▸ **Tasks and exercises**
a - Say whether each statement agrees with the Aloha accelerator tutorial, answering yes or no and quoting the deciding words of the tutorial exactly. (i) Accelerators are set during model deployment. (ii) The accelerator setting is carried through to model edge deployment. (iii) The tutorial's goal uses the CUDA accelerator with the Aloha model.
b - Copy the Aloha accelerator tutorial from "Supported Accelerators" up to and including "Jetsoncompatible only with the ARM architecture.".

▸ **Text section**
══════════

Run AI Workloads with Hardware Accelerators: Aloha Tutorial

A demonstration of accelerating model deployment performance with optimization settings.

This tutorial and the assets can be downloaded as part of the Wallaroo Tutorials repository.

Run Anywhere With Acceleration Tutorial: Aloha Model

Wallaroo supports deploying models with accelerators that increase the inference speed and performance. These accelerators are set during model upload, and are carried through to model deployment and model edge deployment.

Supported Accelerators

The following accelerators are supported:

AcceleratorDescription
NoneThe default acceleration, used for all scenarios and architectures.
AioCompatible only with the ARM architecture.
Jetsoncompatible only with the ARM architecture.
CUDACompatible with either ARM or X86/X64 architectures.

Goal

Demonstrate uploading an Aloha model with the Jetson, then publishing the same model for edge deployment with the Jetson accelerator inherited from the model.

══════════

▸ **Extracted information**
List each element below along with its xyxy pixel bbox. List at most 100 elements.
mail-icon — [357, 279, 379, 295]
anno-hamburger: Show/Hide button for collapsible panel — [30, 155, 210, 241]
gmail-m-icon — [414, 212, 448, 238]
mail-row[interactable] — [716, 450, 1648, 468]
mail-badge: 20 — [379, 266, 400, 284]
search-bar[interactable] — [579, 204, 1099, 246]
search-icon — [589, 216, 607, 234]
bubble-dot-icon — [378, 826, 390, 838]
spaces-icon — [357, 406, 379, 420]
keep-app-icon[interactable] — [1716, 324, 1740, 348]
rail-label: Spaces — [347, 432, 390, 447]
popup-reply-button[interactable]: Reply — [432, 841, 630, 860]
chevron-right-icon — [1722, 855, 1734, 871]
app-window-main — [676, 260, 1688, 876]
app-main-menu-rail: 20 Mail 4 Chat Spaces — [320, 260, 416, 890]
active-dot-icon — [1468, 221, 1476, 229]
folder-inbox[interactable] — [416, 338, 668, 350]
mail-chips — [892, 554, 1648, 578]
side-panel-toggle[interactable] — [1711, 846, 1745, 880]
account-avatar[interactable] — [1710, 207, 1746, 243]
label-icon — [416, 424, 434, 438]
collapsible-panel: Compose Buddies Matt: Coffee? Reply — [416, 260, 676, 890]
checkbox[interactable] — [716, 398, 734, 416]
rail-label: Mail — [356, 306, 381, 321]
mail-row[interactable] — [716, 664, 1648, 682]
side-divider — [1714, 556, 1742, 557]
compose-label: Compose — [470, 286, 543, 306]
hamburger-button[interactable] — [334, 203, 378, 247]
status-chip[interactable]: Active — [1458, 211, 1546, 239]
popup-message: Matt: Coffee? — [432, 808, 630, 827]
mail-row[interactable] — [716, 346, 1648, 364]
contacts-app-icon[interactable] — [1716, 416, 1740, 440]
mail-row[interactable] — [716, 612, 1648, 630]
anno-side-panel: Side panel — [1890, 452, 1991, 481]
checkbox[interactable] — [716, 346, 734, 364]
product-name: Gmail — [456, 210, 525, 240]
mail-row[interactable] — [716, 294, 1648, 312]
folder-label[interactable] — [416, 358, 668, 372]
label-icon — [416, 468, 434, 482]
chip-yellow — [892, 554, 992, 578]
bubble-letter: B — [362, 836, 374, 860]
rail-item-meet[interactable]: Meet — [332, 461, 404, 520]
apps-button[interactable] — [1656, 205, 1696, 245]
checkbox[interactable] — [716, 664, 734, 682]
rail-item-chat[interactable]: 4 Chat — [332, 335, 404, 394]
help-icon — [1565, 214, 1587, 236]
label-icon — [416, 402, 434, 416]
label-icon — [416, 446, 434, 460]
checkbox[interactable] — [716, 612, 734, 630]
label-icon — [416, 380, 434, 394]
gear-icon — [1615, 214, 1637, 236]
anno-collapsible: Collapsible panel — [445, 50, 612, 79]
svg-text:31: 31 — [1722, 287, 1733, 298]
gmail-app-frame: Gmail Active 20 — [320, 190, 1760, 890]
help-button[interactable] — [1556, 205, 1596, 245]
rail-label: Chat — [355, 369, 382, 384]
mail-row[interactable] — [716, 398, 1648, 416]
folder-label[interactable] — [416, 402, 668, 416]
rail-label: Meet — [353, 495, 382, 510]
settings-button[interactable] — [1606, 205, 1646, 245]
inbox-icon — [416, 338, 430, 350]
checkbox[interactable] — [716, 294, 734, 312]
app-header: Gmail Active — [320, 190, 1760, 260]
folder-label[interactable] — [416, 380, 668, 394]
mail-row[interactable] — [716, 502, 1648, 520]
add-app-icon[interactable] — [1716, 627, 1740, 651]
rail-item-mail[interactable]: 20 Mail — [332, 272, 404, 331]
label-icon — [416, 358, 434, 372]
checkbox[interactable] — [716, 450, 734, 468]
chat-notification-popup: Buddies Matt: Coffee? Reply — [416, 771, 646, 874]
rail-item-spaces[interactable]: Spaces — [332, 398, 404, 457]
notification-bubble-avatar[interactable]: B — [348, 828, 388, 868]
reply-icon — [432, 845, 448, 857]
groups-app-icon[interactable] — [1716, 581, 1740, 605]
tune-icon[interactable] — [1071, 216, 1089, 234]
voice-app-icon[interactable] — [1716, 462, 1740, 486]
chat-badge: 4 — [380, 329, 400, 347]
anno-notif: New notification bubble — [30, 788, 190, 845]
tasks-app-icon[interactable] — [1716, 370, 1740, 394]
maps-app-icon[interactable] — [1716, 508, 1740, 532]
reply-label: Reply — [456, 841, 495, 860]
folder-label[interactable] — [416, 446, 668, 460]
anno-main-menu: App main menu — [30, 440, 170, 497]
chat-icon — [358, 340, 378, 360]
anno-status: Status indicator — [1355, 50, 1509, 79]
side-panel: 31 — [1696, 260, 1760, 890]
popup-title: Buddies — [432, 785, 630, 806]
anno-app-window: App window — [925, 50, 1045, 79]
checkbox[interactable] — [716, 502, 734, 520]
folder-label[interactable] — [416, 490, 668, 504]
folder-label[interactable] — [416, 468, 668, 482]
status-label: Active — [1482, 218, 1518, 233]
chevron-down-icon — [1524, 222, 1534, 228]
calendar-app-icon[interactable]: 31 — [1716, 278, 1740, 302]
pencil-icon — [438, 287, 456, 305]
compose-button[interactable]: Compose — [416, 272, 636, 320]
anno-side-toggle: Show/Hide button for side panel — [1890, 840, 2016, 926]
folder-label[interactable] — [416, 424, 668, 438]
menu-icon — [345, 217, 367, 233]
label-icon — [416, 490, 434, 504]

══════════

▸ **Solutions to the exercise**
a -
(i) No: "These accelerators are set during model upload"
(ii) Yes: "are carried through to model deployment and model edge deployment"
(iii) No: "Demonstrate uploading an Aloha model with the Jetson"

b -
Supported Accelerators

The following accelerators are supported:

AcceleratorDescription
NoneThe default acceleration, used for all scenarios and architectures.
AioCompatible only with the ARM architecture.
Jetsoncompatible only with the ARM architecture.